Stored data
---+---

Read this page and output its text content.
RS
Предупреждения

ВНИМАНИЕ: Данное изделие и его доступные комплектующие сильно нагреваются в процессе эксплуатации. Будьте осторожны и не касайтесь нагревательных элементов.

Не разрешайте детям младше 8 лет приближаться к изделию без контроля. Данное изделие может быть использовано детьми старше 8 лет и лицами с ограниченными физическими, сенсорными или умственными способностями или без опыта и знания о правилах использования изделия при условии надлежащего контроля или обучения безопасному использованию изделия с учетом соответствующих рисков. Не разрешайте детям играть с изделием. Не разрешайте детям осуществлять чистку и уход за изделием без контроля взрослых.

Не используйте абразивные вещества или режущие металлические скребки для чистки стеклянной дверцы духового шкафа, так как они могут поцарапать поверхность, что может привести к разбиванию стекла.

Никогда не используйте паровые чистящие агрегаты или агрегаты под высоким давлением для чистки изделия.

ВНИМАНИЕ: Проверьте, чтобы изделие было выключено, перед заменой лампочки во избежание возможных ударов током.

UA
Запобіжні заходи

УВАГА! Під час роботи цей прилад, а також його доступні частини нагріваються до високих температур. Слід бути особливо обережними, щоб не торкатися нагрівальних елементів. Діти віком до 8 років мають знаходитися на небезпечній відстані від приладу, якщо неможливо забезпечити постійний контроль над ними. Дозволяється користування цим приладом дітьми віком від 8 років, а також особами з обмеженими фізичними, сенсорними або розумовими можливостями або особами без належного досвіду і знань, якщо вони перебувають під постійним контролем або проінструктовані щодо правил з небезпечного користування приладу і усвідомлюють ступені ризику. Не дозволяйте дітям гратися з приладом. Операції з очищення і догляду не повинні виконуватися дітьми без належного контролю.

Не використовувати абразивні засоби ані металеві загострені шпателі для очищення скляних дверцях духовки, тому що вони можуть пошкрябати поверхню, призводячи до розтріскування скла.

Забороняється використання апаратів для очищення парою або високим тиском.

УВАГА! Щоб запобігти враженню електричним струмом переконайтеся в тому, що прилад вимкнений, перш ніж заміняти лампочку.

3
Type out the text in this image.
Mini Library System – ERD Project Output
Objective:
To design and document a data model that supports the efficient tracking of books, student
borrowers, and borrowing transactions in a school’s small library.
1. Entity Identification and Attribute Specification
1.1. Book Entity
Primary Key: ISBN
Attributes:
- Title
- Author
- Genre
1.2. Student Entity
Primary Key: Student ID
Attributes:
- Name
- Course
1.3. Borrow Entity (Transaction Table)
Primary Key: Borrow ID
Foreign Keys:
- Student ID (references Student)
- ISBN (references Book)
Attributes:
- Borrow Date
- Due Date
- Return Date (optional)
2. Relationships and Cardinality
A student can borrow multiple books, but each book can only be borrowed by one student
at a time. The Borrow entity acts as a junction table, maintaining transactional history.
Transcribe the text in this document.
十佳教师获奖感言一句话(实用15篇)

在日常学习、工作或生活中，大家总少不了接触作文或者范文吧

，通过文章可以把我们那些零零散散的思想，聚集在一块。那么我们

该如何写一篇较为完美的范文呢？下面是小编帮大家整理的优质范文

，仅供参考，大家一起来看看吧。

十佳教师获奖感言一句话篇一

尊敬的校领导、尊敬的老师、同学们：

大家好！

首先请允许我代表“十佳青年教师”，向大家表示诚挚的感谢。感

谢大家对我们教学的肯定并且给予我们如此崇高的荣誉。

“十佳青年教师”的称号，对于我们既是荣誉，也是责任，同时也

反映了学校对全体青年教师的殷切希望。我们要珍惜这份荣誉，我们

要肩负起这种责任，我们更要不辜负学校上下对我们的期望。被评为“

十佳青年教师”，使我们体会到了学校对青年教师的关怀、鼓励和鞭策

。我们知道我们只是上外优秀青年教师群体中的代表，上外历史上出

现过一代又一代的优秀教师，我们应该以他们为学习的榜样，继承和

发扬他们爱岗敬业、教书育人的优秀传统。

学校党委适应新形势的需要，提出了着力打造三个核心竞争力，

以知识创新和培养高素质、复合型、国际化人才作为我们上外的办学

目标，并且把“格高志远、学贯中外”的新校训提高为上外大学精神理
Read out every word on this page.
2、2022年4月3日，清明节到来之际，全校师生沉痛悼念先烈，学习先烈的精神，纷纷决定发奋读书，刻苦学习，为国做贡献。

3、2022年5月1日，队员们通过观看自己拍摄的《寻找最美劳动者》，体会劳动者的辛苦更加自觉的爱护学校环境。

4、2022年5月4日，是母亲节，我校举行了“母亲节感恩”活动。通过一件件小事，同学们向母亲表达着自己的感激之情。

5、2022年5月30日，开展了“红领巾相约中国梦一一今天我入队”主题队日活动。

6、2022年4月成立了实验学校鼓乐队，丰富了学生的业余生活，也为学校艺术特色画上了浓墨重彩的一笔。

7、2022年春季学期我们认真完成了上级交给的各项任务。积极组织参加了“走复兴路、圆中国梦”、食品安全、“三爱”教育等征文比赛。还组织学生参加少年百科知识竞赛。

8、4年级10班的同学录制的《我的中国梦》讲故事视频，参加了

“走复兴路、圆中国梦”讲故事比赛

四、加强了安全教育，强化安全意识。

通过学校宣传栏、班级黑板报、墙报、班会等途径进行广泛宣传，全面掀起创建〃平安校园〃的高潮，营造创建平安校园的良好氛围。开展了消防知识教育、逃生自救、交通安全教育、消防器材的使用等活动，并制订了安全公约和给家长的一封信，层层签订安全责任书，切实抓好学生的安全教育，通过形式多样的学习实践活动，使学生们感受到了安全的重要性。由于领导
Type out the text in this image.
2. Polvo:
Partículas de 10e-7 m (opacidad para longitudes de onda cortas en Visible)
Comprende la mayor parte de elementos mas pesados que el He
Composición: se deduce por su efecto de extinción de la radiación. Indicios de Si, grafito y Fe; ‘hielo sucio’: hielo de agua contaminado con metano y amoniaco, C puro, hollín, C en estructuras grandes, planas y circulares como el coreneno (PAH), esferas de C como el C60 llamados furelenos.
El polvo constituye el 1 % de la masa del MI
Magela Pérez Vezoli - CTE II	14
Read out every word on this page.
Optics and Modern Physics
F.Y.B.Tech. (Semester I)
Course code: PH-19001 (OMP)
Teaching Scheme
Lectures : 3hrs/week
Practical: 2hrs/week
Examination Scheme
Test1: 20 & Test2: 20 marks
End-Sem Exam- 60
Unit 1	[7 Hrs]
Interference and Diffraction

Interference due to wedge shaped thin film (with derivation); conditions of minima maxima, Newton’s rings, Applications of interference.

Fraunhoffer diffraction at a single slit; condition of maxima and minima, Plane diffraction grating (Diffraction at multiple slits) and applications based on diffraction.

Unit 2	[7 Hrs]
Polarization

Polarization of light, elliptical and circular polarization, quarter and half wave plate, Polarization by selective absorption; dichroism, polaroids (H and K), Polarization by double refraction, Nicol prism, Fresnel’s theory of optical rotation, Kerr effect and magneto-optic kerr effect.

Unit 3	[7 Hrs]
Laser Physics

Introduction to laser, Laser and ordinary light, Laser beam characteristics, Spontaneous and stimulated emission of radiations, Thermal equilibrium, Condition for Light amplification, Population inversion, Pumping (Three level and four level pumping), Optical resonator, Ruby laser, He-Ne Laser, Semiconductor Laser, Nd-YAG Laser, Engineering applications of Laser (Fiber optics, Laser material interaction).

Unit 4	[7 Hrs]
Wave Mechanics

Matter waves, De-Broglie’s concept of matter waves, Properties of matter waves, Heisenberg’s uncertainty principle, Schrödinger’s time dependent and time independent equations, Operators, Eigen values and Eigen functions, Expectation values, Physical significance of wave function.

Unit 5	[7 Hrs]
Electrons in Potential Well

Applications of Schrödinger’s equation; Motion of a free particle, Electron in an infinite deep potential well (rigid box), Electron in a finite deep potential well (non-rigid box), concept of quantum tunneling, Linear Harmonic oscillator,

---+---

**GIVEN REQUEST:**
Each entry must be reproduced verbatim.

**THE ANSWER:**
Read this page and output its text content.
RS
Предупреждения

ВНИМАНИЕ: Данное изделие и его доступные комплектующие сильно нагреваются в процессе эксплуатации. Будьте осторожны и не касайтесь нагревательных элементов.

Не разрешайте детям младше 8 лет приближаться к изделию без контроля. Данное изделие может быть использовано детьми старше 8 лет и лицами с ограниченными физическими, сенсорными или умственными способностями или без опыта и знания о правилах использования изделия при условии надлежащего контроля или обучения безопасному использованию изделия с учетом соответствующих рисков. Не разрешайте детям играть с изделием. Не разрешайте детям осуществлять чистку и уход за изделием без контроля взрослых.

Не используйте абразивные вещества или режущие металлические скребки для чистки стеклянной дверцы духового шкафа, так как они могут поцарапать поверхность, что может привести к разбиванию стекла.

Никогда не используйте паровые чистящие агрегаты или агрегаты под высоким давлением для чистки изделия.

ВНИМАНИЕ: Проверьте, чтобы изделие было выключено, перед заменой лампочки во избежание возможных ударов током.

UA
Запобіжні заходи

УВАГА! Під час роботи цей прилад, а також його доступні частини нагріваються до високих температур. Слід бути особливо обережними, щоб не торкатися нагрівальних елементів. Діти віком до 8 років мають знаходитися на небезпечній відстані від приладу, якщо неможливо забезпечити постійний контроль над ними. Дозволяється користування цим приладом дітьми віком від 8 років, а також особами з обмеженими фізичними, сенсорними або розумовими можливостями або особами без належного досвіду і знань, якщо вони перебувають під постійним контролем або проінструктовані щодо правил з небезпечного користування приладу і усвідомлюють ступені ризику. Не дозволяйте дітям гратися з приладом. Операції з очищення і догляду не повинні виконуватися дітьми без належного контролю.

Не використовувати абразивні засоби ані металеві загострені шпателі для очищення скляних дверцях духовки, тому що вони можуть пошкрябати поверхню, призводячи до розтріскування скла.

Забороняється використання апаратів для очищення парою або високим тиском.

УВАГА! Щоб запобігти враженню електричним струмом переконайтеся в тому, що прилад вимкнений, перш ніж заміняти лампочку.

3
Type out the text in this image.
Mini Library System – ERD Project Output
Objective:
To design and document a data model that supports the efficient tracking of books, student
borrowers, and borrowing transactions in a school’s small library.
1. Entity Identification and Attribute Specification
1.1. Book Entity
Primary Key: ISBN
Attributes:
- Title
- Author
- Genre
1.2. Student Entity
Primary Key: Student ID
Attributes:
- Name
- Course
1.3. Borrow Entity (Transaction Table)
Primary Key: Borrow ID
Foreign Keys:
- Student ID (references Student)
- ISBN (references Book)
Attributes:
- Borrow Date
- Due Date
- Return Date (optional)
2. Relationships and Cardinality
A student can borrow multiple books, but each book can only be borrowed by one student
at a time. The Borrow entity acts as a junction table, maintaining transactional history.
Transcribe the text in this document.
十佳教师获奖感言一句话(实用15篇)

在日常学习、工作或生活中，大家总少不了接触作文或者范文吧

，通过文章可以把我们那些零零散散的思想，聚集在一块。那么我们

该如何写一篇较为完美的范文呢？下面是小编帮大家整理的优质范文

，仅供参考，大家一起来看看吧。

十佳教师获奖感言一句话篇一

尊敬的校领导、尊敬的老师、同学们：

大家好！

首先请允许我代表“十佳青年教师”，向大家表示诚挚的感谢。感

谢大家对我们教学的肯定并且给予我们如此崇高的荣誉。

“十佳青年教师”的称号，对于我们既是荣誉，也是责任，同时也

反映了学校对全体青年教师的殷切希望。我们要珍惜这份荣誉，我们

要肩负起这种责任，我们更要不辜负学校上下对我们的期望。被评为“

十佳青年教师”，使我们体会到了学校对青年教师的关怀、鼓励和鞭策

。我们知道我们只是上外优秀青年教师群体中的代表，上外历史上出

现过一代又一代的优秀教师，我们应该以他们为学习的榜样，继承和

发扬他们爱岗敬业、教书育人的优秀传统。

学校党委适应新形势的需要，提出了着力打造三个核心竞争力，

以知识创新和培养高素质、复合型、国际化人才作为我们上外的办学

目标，并且把“格高志远、学贯中外”的新校训提高为上外大学精神理
Read out every word on this page.
2、2022年4月3日，清明节到来之际，全校师生沉痛悼念先烈，学习先烈的精神，纷纷决定发奋读书，刻苦学习，为国做贡献。

3、2022年5月1日，队员们通过观看自己拍摄的《寻找最美劳动者》，体会劳动者的辛苦更加自觉的爱护学校环境。

4、2022年5月4日，是母亲节，我校举行了“母亲节感恩”活动。通过一件件小事，同学们向母亲表达着自己的感激之情。

5、2022年5月30日，开展了“红领巾相约中国梦一一今天我入队”主题队日活动。

6、2022年4月成立了实验学校鼓乐队，丰富了学生的业余生活，也为学校艺术特色画上了浓墨重彩的一笔。

7、2022年春季学期我们认真完成了上级交给的各项任务。积极组织参加了“走复兴路、圆中国梦”、食品安全、“三爱”教育等征文比赛。还组织学生参加少年百科知识竞赛。

8、4年级10班的同学录制的《我的中国梦》讲故事视频，参加了

“走复兴路、圆中国梦”讲故事比赛

四、加强了安全教育，强化安全意识。

通过学校宣传栏、班级黑板报、墙报、班会等途径进行广泛宣传，全面掀起创建〃平安校园〃的高潮，营造创建平安校园的良好氛围。开展了消防知识教育、逃生自救、交通安全教育、消防器材的使用等活动，并制订了安全公约和给家长的一封信，层层签订安全责任书，切实抓好学生的安全教育，通过形式多样的学习实践活动，使学生们感受到了安全的重要性。由于领导
Type out the text in this image.
2. Polvo:
Partículas de 10e-7 m (opacidad para longitudes de onda cortas en Visible)
Comprende la mayor parte de elementos mas pesados que el He
Composición: se deduce por su efecto de extinción de la radiación. Indicios de Si, grafito y Fe; ‘hielo sucio’: hielo de agua contaminado con metano y amoniaco, C puro, hollín, C en estructuras grandes, planas y circulares como el coreneno (PAH), esferas de C como el C60 llamados furelenos.
El polvo constituye el 1 % de la masa del MI
Magela Pérez Vezoli - CTE II	14
Read out every word on this page.
Optics and Modern Physics
F.Y.B.Tech. (Semester I)
Course code: PH-19001 (OMP)
Teaching Scheme
Lectures : 3hrs/week
Practical: 2hrs/week
Examination Scheme
Test1: 20 & Test2: 20 marks
End-Sem Exam- 60
Unit 1	[7 Hrs]
Interference and Diffraction

Interference due to wedge shaped thin film (with derivation); conditions of minima maxima, Newton’s rings, Applications of interference.

Fraunhoffer diffraction at a single slit; condition of maxima and minima, Plane diffraction grating (Diffraction at multiple slits) and applications based on diffraction.

Unit 2	[7 Hrs]
Polarization

Polarization of light, elliptical and circular polarization, quarter and half wave plate, Polarization by selective absorption; dichroism, polaroids (H and K), Polarization by double refraction, Nicol prism, Fresnel’s theory of optical rotation, Kerr effect and magneto-optic kerr effect.

Unit 3	[7 Hrs]
Laser Physics

Introduction to laser, Laser and ordinary light, Laser beam characteristics, Spontaneous and stimulated emission of radiations, Thermal equilibrium, Condition for Light amplification, Population inversion, Pumping (Three level and four level pumping), Optical resonator, Ruby laser, He-Ne Laser, Semiconductor Laser, Nd-YAG Laser, Engineering applications of Laser (Fiber optics, Laser material interaction).

Unit 4	[7 Hrs]
Wave Mechanics

Matter waves, De-Broglie’s concept of matter waves, Properties of matter waves, Heisenberg’s uncertainty principle, Schrödinger’s time dependent and time independent equations, Operators, Eigen values and Eigen functions, Expectation values, Physical significance of wave function.

Unit 5	[7 Hrs]
Electrons in Potential Well

Applications of Schrödinger’s equation; Motion of a free particle, Electron in an infinite deep potential well (rigid box), Electron in a finite deep potential well (non-rigid box), concept of quantum tunneling, Linear Harmonic oscillator,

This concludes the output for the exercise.